Your objective:
Set each entry down verbatim, omitting images.

Dataset records:
## start
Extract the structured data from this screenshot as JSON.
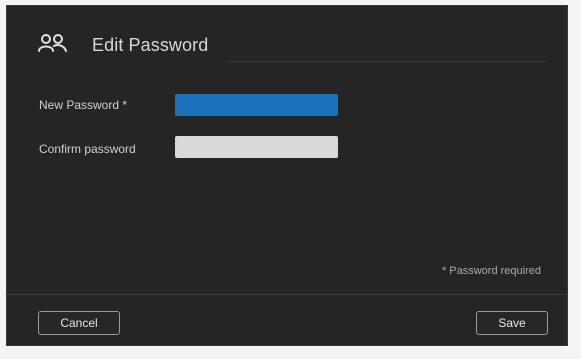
{
  "dialog": {
    "title": "Edit Password",
    "header_icon": "users-icon"
  },
  "form": {
    "new_password_label": "New Password *",
    "new_password_value": "",
    "confirm_password_label": "Confirm password",
    "confirm_password_value": "",
    "required_note": "* Password required"
  },
  "footer": {
    "cancel_label": "Cancel",
    "save_label": "Save"
  },
  "colors": {
    "dialog_background": "#252525",
    "active_field": "#1a72bc",
    "inactive_field": "#d9d9d9"
  }
}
## end
Output for this task:
Extract the structured data from this screenshot as JSON.
{
  "dialog": {
    "title": "Edit Password",
    "header_icon": "users-icon"
  },
  "form": {
    "new_password_label": "New Password *",
    "new_password_value": "",
    "confirm_password_label": "Confirm password",
    "confirm_password_value": "",
    "required_note": "* Password required"
  },
  "footer": {
    "cancel_label": "Cancel",
    "save_label": "Save"
  },
  "colors": {
    "dialog_background": "#252525",
    "active_field": "#1a72bc",
    "inactive_field": "#d9d9d9"
  }
}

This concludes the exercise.